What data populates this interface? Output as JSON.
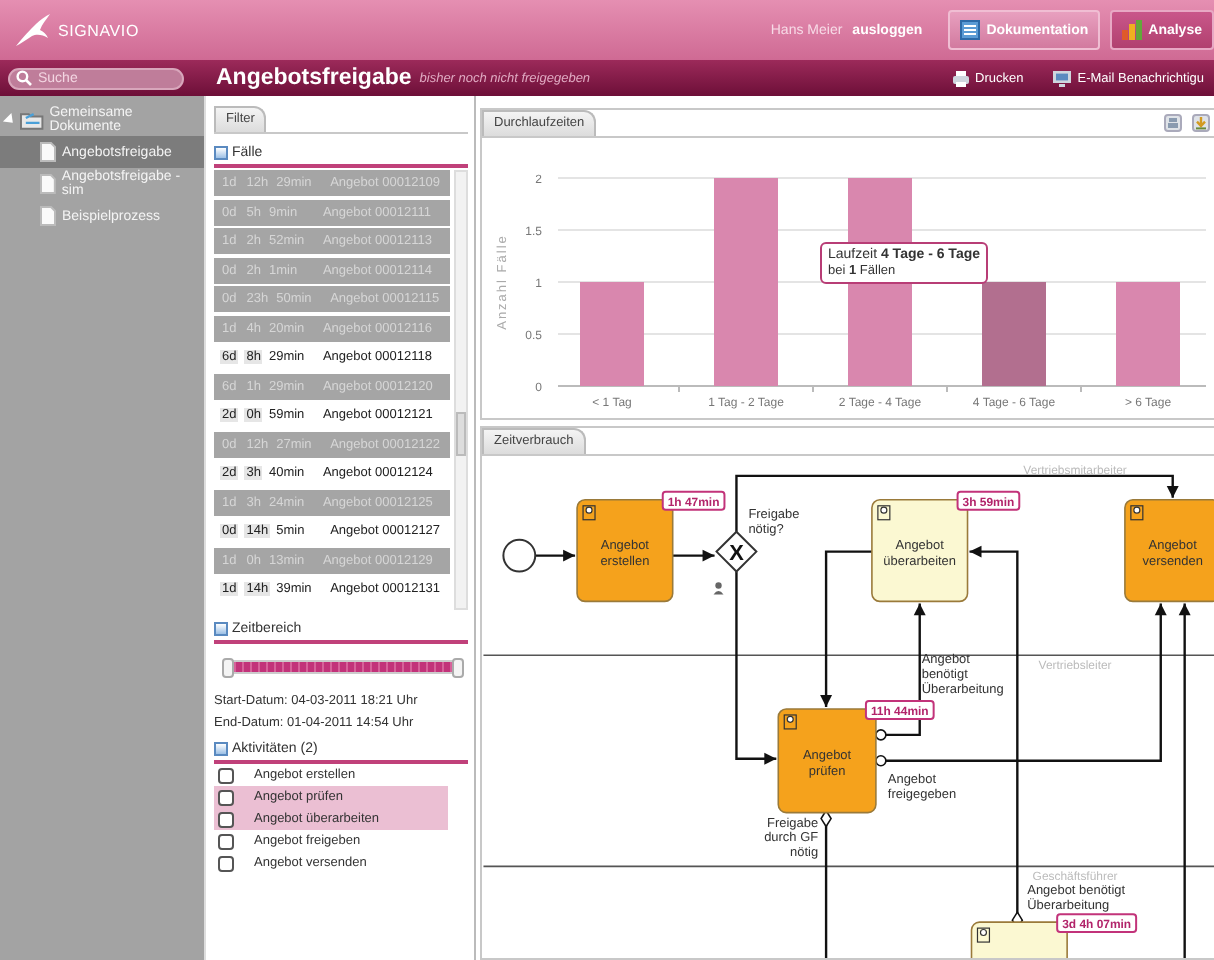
{
  "header": {
    "logo": "SIGNAVIO",
    "user": "Hans Meier",
    "logout": "ausloggen",
    "modes": [
      {
        "label": "Dokumentation",
        "selected": false
      },
      {
        "label": "Analyse",
        "selected": true
      }
    ]
  },
  "toolbar": {
    "search_placeholder": "Suche",
    "title": "Angebotsfreigabe",
    "subtitle": "bisher noch nicht freigegeben",
    "actions": [
      {
        "kind": "print",
        "label": "Drucken"
      },
      {
        "kind": "mail",
        "label": "E-Mail Benachrichtigu"
      }
    ]
  },
  "sidebar": {
    "tree": [
      {
        "label": "Gemeinsame Dokumente",
        "expanded": true,
        "selected": false,
        "children": [
          {
            "label": "Angebotsfreigabe",
            "selected": true
          },
          {
            "label": "Angebotsfreigabe - sim",
            "selected": false
          },
          {
            "label": "Beispielprozess",
            "selected": false
          }
        ]
      }
    ]
  },
  "filter": {
    "tab": "Filter",
    "cases": {
      "title": "Fälle",
      "expanded": true,
      "rows": [
        {
          "days": "1d",
          "hours": "12h",
          "minutes": "29min",
          "name": "Angebot 00012109",
          "selected": false
        },
        {
          "days": "0d",
          "hours": "5h",
          "minutes": "9min",
          "name": "Angebot 00012111",
          "selected": false
        },
        {
          "days": "1d",
          "hours": "2h",
          "minutes": "52min",
          "name": "Angebot 00012113",
          "selected": false
        },
        {
          "days": "0d",
          "hours": "2h",
          "minutes": "1min",
          "name": "Angebot 00012114",
          "selected": false
        },
        {
          "days": "0d",
          "hours": "23h",
          "minutes": "50min",
          "name": "Angebot 00012115",
          "selected": false
        },
        {
          "days": "1d",
          "hours": "4h",
          "minutes": "20min",
          "name": "Angebot 00012116",
          "selected": false
        },
        {
          "days": "6d",
          "hours": "8h",
          "minutes": "29min",
          "name": "Angebot 00012118",
          "selected": true
        },
        {
          "days": "6d",
          "hours": "1h",
          "minutes": "29min",
          "name": "Angebot 00012120",
          "selected": false
        },
        {
          "days": "2d",
          "hours": "0h",
          "minutes": "59min",
          "name": "Angebot 00012121",
          "selected": true
        },
        {
          "days": "0d",
          "hours": "12h",
          "minutes": "27min",
          "name": "Angebot 00012122",
          "selected": false
        },
        {
          "days": "2d",
          "hours": "3h",
          "minutes": "40min",
          "name": "Angebot 00012124",
          "selected": true
        },
        {
          "days": "1d",
          "hours": "3h",
          "minutes": "24min",
          "name": "Angebot 00012125",
          "selected": false
        },
        {
          "days": "0d",
          "hours": "14h",
          "minutes": "5min",
          "name": "Angebot 00012127",
          "selected": true
        },
        {
          "days": "1d",
          "hours": "0h",
          "minutes": "13min",
          "name": "Angebot 00012129",
          "selected": false
        },
        {
          "days": "1d",
          "hours": "14h",
          "minutes": "39min",
          "name": "Angebot 00012131",
          "selected": true
        }
      ]
    },
    "time_range": {
      "title": "Zeitbereich",
      "expanded": true,
      "level": 1,
      "start": "Start-Datum: 04-03-2011 18:21 Uhr",
      "end": "End-Datum: 01-04-2011 14:54 Uhr"
    },
    "activities": {
      "title": "Aktivitäten (2)",
      "expanded": true,
      "items": [
        {
          "label": "Angebot erstellen",
          "checked": false,
          "selected": false
        },
        {
          "label": "Angebot prüfen",
          "checked": false,
          "selected": true
        },
        {
          "label": "Angebot überarbeiten",
          "checked": false,
          "selected": true
        },
        {
          "label": "Angebot freigeben",
          "checked": false,
          "selected": false
        },
        {
          "label": "Angebot versenden",
          "checked": false,
          "selected": false
        }
      ]
    }
  },
  "throughput": {
    "tab": "Durchlaufzeiten",
    "chart_data": {
      "type": "bar",
      "ylabel": "Anzahl Fälle",
      "categories": [
        "< 1 Tag",
        "1 Tag - 2 Tage",
        "2 Tage - 4 Tage",
        "4 Tage - 6 Tage",
        "> 6 Tage"
      ],
      "series": [
        {
          "color": "#d987ae",
          "values": [
            1,
            2,
            2,
            1,
            1
          ]
        }
      ],
      "grid": true,
      "ylim": [
        0,
        2
      ],
      "yticks": [
        0,
        0.5,
        1,
        1.5,
        2
      ]
    },
    "bars": [
      {
        "selected": false
      },
      {
        "selected": false
      },
      {
        "selected": false
      },
      {
        "selected": true
      },
      {
        "selected": false
      }
    ],
    "tooltip": {
      "title": "Laufzeit **4 Tage - 6 Tage**",
      "detail": "bei **1** Fällen"
    }
  },
  "time_usage": {
    "tab": "Zeitverbrauch",
    "lanes": [
      "Vertriebsmitarbeiter",
      "Vertriebsleiter",
      "Geschäftsführer"
    ],
    "nodes": [
      {
        "kind": "start"
      },
      {
        "kind": "task",
        "label": "Angebot erstellen",
        "badge": "1h 47min",
        "color": "#f5a21c"
      },
      {
        "kind": "gateway",
        "symbol": "X"
      },
      {
        "kind": "task",
        "label": "Angebot überarbeiten",
        "badge": "3h 59min",
        "color": "#fbf8d2"
      },
      {
        "kind": "task",
        "label": "Angebot versenden",
        "color": "#f5a21c"
      },
      {
        "kind": "task",
        "label": "Angebot prüfen",
        "badge": "11h 44min",
        "color": "#f5a21c"
      },
      {
        "kind": "task",
        "badge": "3d 4h 07min",
        "color": "#fbf8d2"
      }
    ],
    "edge_labels": [
      {
        "lines": [
          "Freigabe",
          "nötig?"
        ]
      },
      {
        "lines": [
          "Angebot",
          "benötigt",
          "Überarbeitung"
        ]
      },
      {
        "lines": [
          "Angebot",
          "freigegeben"
        ]
      },
      {
        "lines": [
          "Freigabe",
          "durch GF",
          "nötig"
        ]
      },
      {
        "lines": [
          "Angebot benötigt",
          "Überarbeitung"
        ]
      }
    ]
  }
}
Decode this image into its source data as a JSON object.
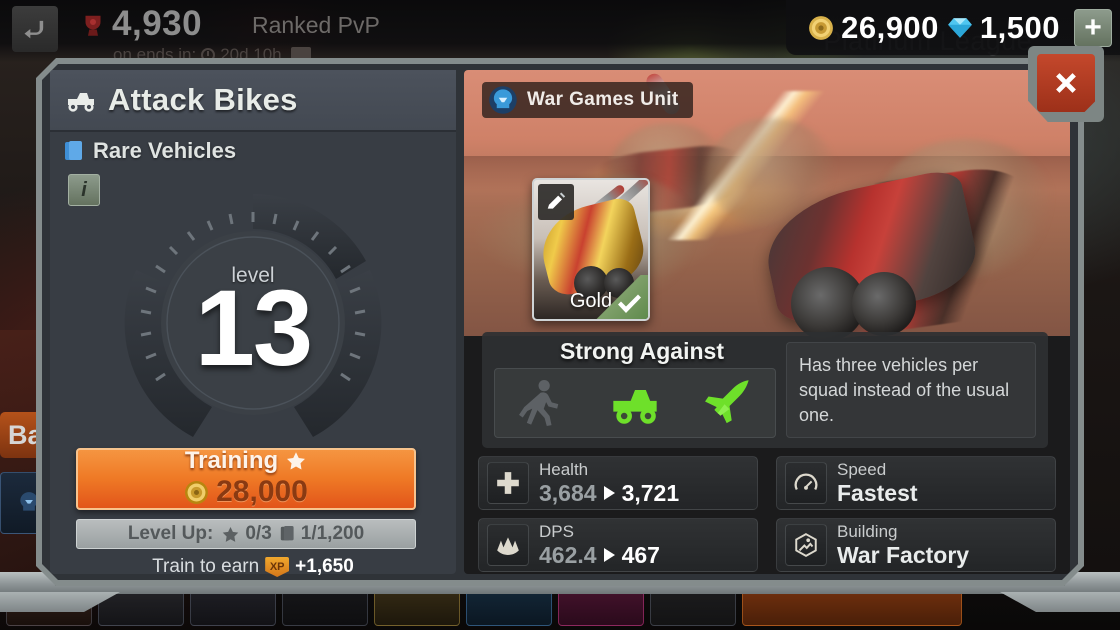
{
  "hud": {
    "back_icon": "back-arrow-icon",
    "trophy_icon": "trophy-icon",
    "score": "4,930",
    "mode": "Ranked PvP",
    "season_text": "on ends in:",
    "season_time": "20d 10h",
    "league": "Platinum League",
    "gold_icon": "gold-coin-icon",
    "gold": "26,900",
    "gem_icon": "diamond-icon",
    "gems": "1,500",
    "add_label": "+",
    "battle_label": "Ba"
  },
  "dialog": {
    "title": "Attack Bikes",
    "title_icon": "vehicle-icon",
    "rarity": "Rare Vehicles",
    "rarity_icon": "rarity-card-icon",
    "info_label": "i",
    "close_icon": "close-x-icon"
  },
  "gauge": {
    "level_label": "level",
    "level_value": "13",
    "stars": "0/3",
    "star_icon": "star-icon"
  },
  "training": {
    "label": "Training",
    "star_icon": "star-icon",
    "coin_icon": "gold-coin-icon",
    "cost": "28,000",
    "levelup_label": "Level Up:",
    "levelup_stars": "0/3",
    "levelup_cards": "1/1,200",
    "card_icon": "card-icon",
    "earn_prefix": "Train to earn",
    "xp_badge": "XP",
    "earn_amount": "+1,650"
  },
  "unit": {
    "badge_label": "War Games Unit",
    "badge_icon": "skull-helmet-icon",
    "skin_name": "Gold",
    "skin_edit_icon": "pencil-icon",
    "skin_selected_icon": "checkmark-icon"
  },
  "strong_against": {
    "title": "Strong Against",
    "targets": [
      {
        "name": "infantry-icon",
        "active": false
      },
      {
        "name": "vehicle-icon",
        "active": true
      },
      {
        "name": "aircraft-icon",
        "active": true
      }
    ],
    "description": "Has three vehicles per squad instead of the usual one."
  },
  "stats": [
    {
      "label": "Health",
      "icon": "health-cross-icon",
      "current": "3,684",
      "next": "3,721",
      "upgrade": true
    },
    {
      "label": "Speed",
      "icon": "speedometer-icon",
      "value": "Fastest",
      "upgrade": false
    },
    {
      "label": "DPS",
      "icon": "dps-claw-icon",
      "current": "462.4",
      "next": "467",
      "upgrade": true
    },
    {
      "label": "Building",
      "icon": "war-factory-icon",
      "value": "War Factory",
      "upgrade": false
    }
  ],
  "colors": {
    "accent_orange": "#ef7a26",
    "panel_bg": "#2f3338",
    "frame": "#848c8c",
    "active_green": "#6ee02a",
    "close_red": "#c4482c"
  }
}
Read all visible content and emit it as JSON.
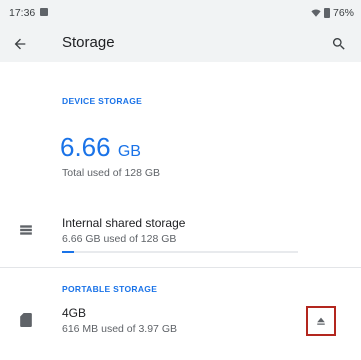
{
  "status_bar": {
    "time": "17:36",
    "battery": "76%"
  },
  "app_bar": {
    "title": "Storage"
  },
  "device_storage": {
    "header": "DEVICE STORAGE",
    "used_value": "6.66",
    "used_unit": "GB",
    "total_used_text": "Total used of 128 GB",
    "internal": {
      "title": "Internal shared storage",
      "subtitle": "6.66 GB used of 128 GB",
      "usage_fraction": 0.052
    }
  },
  "portable_storage": {
    "header": "PORTABLE STORAGE",
    "card": {
      "title": "4GB",
      "subtitle": "616 MB used of 3.97 GB"
    }
  },
  "colors": {
    "accent": "#1a73e8",
    "highlight_border": "#b3261e"
  }
}
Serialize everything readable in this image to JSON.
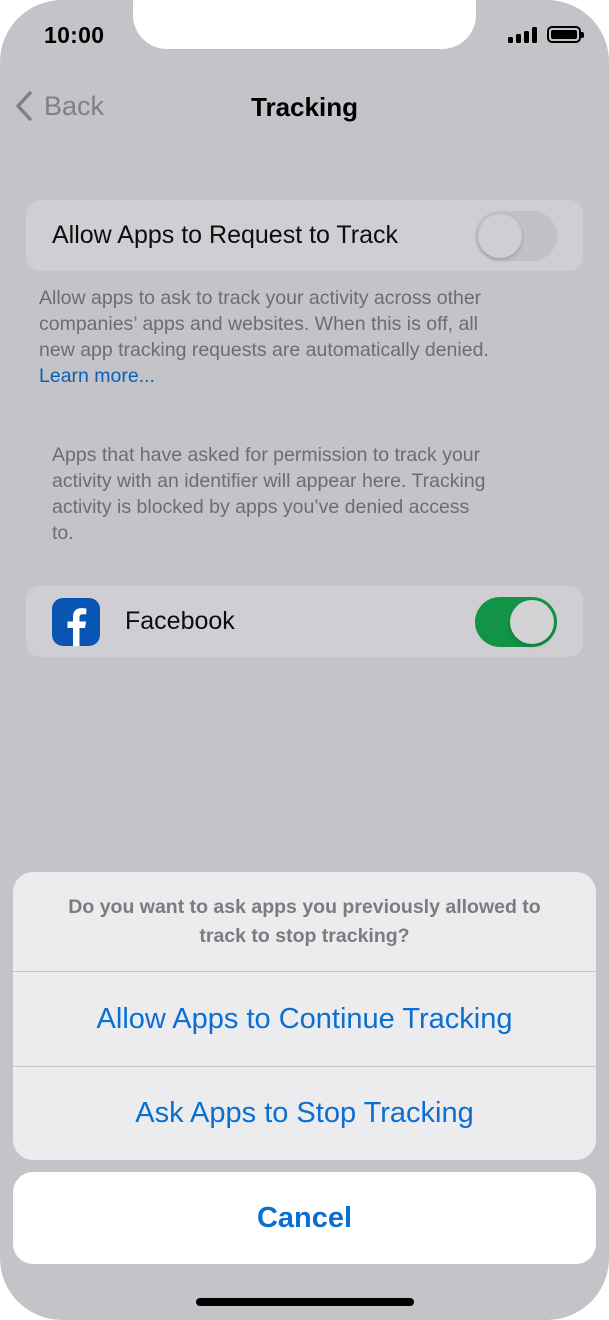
{
  "status_bar": {
    "time": "10:00"
  },
  "nav": {
    "back_label": "Back",
    "title": "Tracking"
  },
  "allow_request": {
    "label": "Allow Apps to Request to Track",
    "enabled": false
  },
  "allow_request_footnote": {
    "line1": "Allow apps to ask to track your activity across other",
    "line2": "companies’ apps and websites. When this is off, all",
    "line3": "new app tracking requests are automatically denied.",
    "link": "Learn more..."
  },
  "apps_footnote": {
    "line1": "Apps that have asked for permission to track your",
    "line2": "activity with an identifier will appear here. Tracking",
    "line3": "activity is blocked by apps you’ve denied access",
    "line4": "to."
  },
  "apps": [
    {
      "name": "Facebook",
      "icon": "facebook-icon",
      "tracking_allowed": true
    }
  ],
  "action_sheet": {
    "message_line1": "Do you want to ask apps you previously allowed to",
    "message_line2": "track to stop tracking?",
    "allow_label": "Allow Apps to Continue Tracking",
    "stop_label": "Ask Apps to Stop Tracking",
    "cancel_label": "Cancel"
  },
  "colors": {
    "accent": "#0a6fd1",
    "toggle_on": "#119447",
    "dimmed_background": "#c3c3c8",
    "facebook_blue": "#0a55b4"
  }
}
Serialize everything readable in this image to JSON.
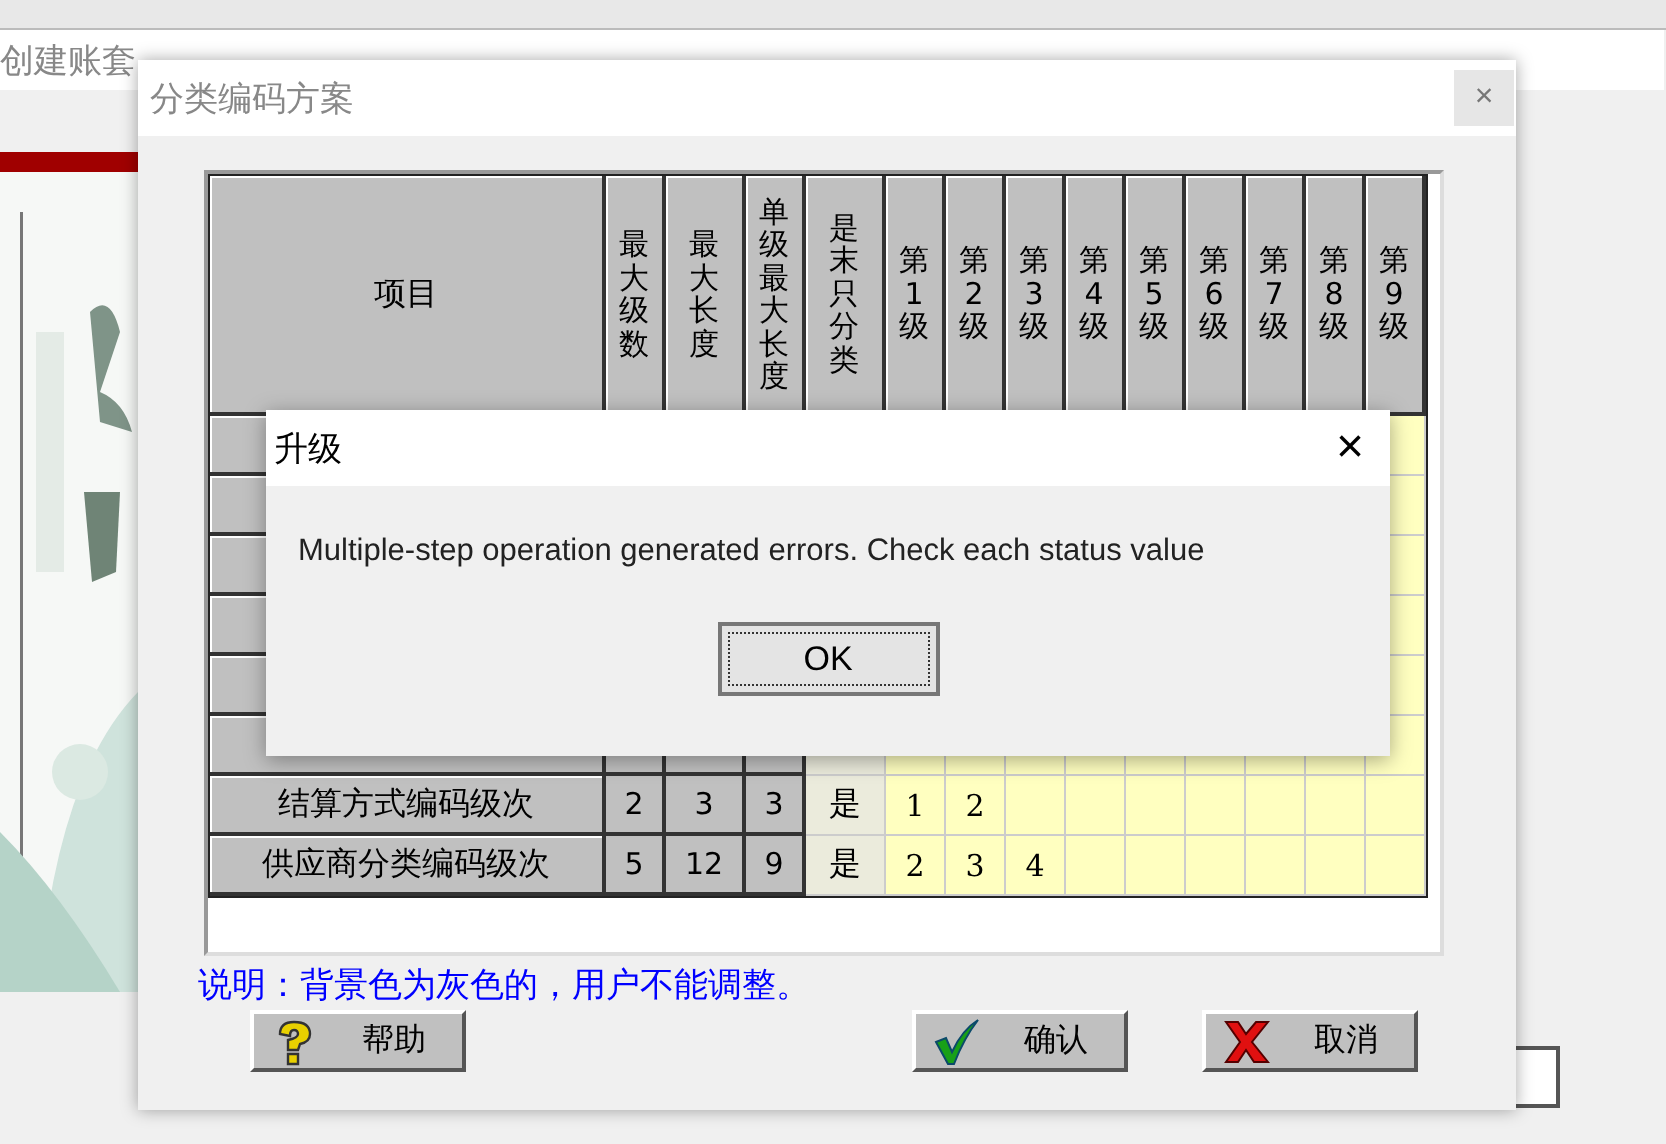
{
  "background_window": {
    "title": "创建账套"
  },
  "dialog": {
    "title": "分类编码方案",
    "close": "×",
    "columns": [
      {
        "label": "项目",
        "kind": "item"
      },
      {
        "label": "最大级数",
        "kind": "fixed"
      },
      {
        "label": "最大长度",
        "kind": "fixed"
      },
      {
        "label": "单级最大长度",
        "kind": "fixed"
      },
      {
        "label": "是末只分类",
        "kind": "flag"
      },
      {
        "label": "第1级",
        "kind": "level"
      },
      {
        "label": "第2级",
        "kind": "level"
      },
      {
        "label": "第3级",
        "kind": "level"
      },
      {
        "label": "第4级",
        "kind": "level"
      },
      {
        "label": "第5级",
        "kind": "level"
      },
      {
        "label": "第6级",
        "kind": "level"
      },
      {
        "label": "第7级",
        "kind": "level"
      },
      {
        "label": "第8级",
        "kind": "level"
      },
      {
        "label": "第9级",
        "kind": "level"
      }
    ],
    "rows": [
      {
        "cells": [
          "结算方式编码级次",
          "2",
          "3",
          "3",
          "是",
          "1",
          "2"
        ]
      },
      {
        "cells": [
          "供应商分类编码级次",
          "5",
          "12",
          "9",
          "是",
          "2",
          "3",
          "4"
        ]
      }
    ],
    "note": "说明：背景色为灰色的，用户不能调整。",
    "buttons": [
      {
        "label": "帮助",
        "kind": "help"
      },
      {
        "label": "确认",
        "kind": "ok"
      },
      {
        "label": "取消",
        "kind": "cancel"
      }
    ]
  },
  "message_box": {
    "title": "升级",
    "close": "×",
    "text": "Multiple-step operation generated errors. Check each status value",
    "button": "OK"
  }
}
* * * * * * * * *
• Instruction
Locate the word "your" in the records and collect each line it appears in.

• Solution to this exercise
    "line1": "Allow apps to ask to track your activity across other",
    "line1": "Apps that have asked for permission to track your",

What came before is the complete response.